Start The data
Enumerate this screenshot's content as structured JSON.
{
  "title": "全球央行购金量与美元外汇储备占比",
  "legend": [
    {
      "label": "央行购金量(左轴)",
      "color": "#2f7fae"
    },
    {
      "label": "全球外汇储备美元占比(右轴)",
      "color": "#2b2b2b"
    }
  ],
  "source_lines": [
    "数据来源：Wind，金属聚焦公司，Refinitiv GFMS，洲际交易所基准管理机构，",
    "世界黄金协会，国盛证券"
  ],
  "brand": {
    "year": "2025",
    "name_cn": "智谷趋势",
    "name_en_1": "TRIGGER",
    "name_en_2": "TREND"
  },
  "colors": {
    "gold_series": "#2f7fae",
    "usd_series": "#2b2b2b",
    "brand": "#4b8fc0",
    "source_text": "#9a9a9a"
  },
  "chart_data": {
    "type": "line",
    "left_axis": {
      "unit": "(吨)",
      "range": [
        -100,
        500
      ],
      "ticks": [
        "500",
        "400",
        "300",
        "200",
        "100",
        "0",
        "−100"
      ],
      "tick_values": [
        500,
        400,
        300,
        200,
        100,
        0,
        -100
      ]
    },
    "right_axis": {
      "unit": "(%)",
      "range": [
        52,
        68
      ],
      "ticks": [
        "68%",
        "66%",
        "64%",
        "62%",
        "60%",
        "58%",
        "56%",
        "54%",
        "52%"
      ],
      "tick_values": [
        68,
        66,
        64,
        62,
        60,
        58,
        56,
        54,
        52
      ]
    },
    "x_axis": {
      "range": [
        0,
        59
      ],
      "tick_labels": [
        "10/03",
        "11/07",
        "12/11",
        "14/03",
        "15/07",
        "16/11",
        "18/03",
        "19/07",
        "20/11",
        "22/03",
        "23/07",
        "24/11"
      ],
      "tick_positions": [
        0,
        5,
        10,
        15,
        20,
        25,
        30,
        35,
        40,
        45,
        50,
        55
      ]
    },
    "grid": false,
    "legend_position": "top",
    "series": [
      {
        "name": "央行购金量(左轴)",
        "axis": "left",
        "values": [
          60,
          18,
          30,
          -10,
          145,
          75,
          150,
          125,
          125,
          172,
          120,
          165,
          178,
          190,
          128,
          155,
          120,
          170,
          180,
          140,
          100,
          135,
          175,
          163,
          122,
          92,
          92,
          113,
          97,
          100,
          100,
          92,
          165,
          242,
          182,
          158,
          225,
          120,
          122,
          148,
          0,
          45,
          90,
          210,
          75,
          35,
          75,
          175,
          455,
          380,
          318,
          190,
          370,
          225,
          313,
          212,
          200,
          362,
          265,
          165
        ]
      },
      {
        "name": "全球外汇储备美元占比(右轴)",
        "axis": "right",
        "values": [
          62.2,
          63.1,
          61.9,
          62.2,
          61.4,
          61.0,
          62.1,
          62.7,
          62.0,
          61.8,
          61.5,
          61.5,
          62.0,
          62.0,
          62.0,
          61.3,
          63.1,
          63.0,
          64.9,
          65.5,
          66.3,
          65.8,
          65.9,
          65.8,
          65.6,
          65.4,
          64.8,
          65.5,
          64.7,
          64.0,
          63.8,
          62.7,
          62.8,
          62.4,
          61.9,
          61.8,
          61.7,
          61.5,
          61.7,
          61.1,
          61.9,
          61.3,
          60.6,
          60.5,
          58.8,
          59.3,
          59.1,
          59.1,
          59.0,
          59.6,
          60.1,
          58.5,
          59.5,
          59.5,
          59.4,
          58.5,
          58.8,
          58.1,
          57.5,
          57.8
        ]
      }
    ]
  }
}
End The data
:: Exercise task ::
Retype all the material above precisely, with no line left out.

:: Result of this task ::
Enumerate this screenshot's content as structured JSON.
{
  "title": "全球央行购金量与美元外汇储备占比",
  "legend": [
    {
      "label": "央行购金量(左轴)",
      "color": "#2f7fae"
    },
    {
      "label": "全球外汇储备美元占比(右轴)",
      "color": "#2b2b2b"
    }
  ],
  "source_lines": [
    "数据来源：Wind，金属聚焦公司，Refinitiv GFMS，洲际交易所基准管理机构，",
    "世界黄金协会，国盛证券"
  ],
  "brand": {
    "year": "2025",
    "name_cn": "智谷趋势",
    "name_en_1": "TRIGGER",
    "name_en_2": "TREND"
  },
  "colors": {
    "gold_series": "#2f7fae",
    "usd_series": "#2b2b2b",
    "brand": "#4b8fc0",
    "source_text": "#9a9a9a"
  },
  "chart_data": {
    "type": "line",
    "left_axis": {
      "unit": "(吨)",
      "range": [
        -100,
        500
      ],
      "ticks": [
        "500",
        "400",
        "300",
        "200",
        "100",
        "0",
        "−100"
      ],
      "tick_values": [
        500,
        400,
        300,
        200,
        100,
        0,
        -100
      ]
    },
    "right_axis": {
      "unit": "(%)",
      "range": [
        52,
        68
      ],
      "ticks": [
        "68%",
        "66%",
        "64%",
        "62%",
        "60%",
        "58%",
        "56%",
        "54%",
        "52%"
      ],
      "tick_values": [
        68,
        66,
        64,
        62,
        60,
        58,
        56,
        54,
        52
      ]
    },
    "x_axis": {
      "range": [
        0,
        59
      ],
      "tick_labels": [
        "10/03",
        "11/07",
        "12/11",
        "14/03",
        "15/07",
        "16/11",
        "18/03",
        "19/07",
        "20/11",
        "22/03",
        "23/07",
        "24/11"
      ],
      "tick_positions": [
        0,
        5,
        10,
        15,
        20,
        25,
        30,
        35,
        40,
        45,
        50,
        55
      ]
    },
    "grid": false,
    "legend_position": "top",
    "series": [
      {
        "name": "央行购金量(左轴)",
        "axis": "left",
        "values": [
          60,
          18,
          30,
          -10,
          145,
          75,
          150,
          125,
          125,
          172,
          120,
          165,
          178,
          190,
          128,
          155,
          120,
          170,
          180,
          140,
          100,
          135,
          175,
          163,
          122,
          92,
          92,
          113,
          97,
          100,
          100,
          92,
          165,
          242,
          182,
          158,
          225,
          120,
          122,
          148,
          0,
          45,
          90,
          210,
          75,
          35,
          75,
          175,
          455,
          380,
          318,
          190,
          370,
          225,
          313,
          212,
          200,
          362,
          265,
          165
        ]
      },
      {
        "name": "全球外汇储备美元占比(右轴)",
        "axis": "right",
        "values": [
          62.2,
          63.1,
          61.9,
          62.2,
          61.4,
          61.0,
          62.1,
          62.7,
          62.0,
          61.8,
          61.5,
          61.5,
          62.0,
          62.0,
          62.0,
          61.3,
          63.1,
          63.0,
          64.9,
          65.5,
          66.3,
          65.8,
          65.9,
          65.8,
          65.6,
          65.4,
          64.8,
          65.5,
          64.7,
          64.0,
          63.8,
          62.7,
          62.8,
          62.4,
          61.9,
          61.8,
          61.7,
          61.5,
          61.7,
          61.1,
          61.9,
          61.3,
          60.6,
          60.5,
          58.8,
          59.3,
          59.1,
          59.1,
          59.0,
          59.6,
          60.1,
          58.5,
          59.5,
          59.5,
          59.4,
          58.5,
          58.8,
          58.1,
          57.5,
          57.8
        ]
      }
    ]
  }
}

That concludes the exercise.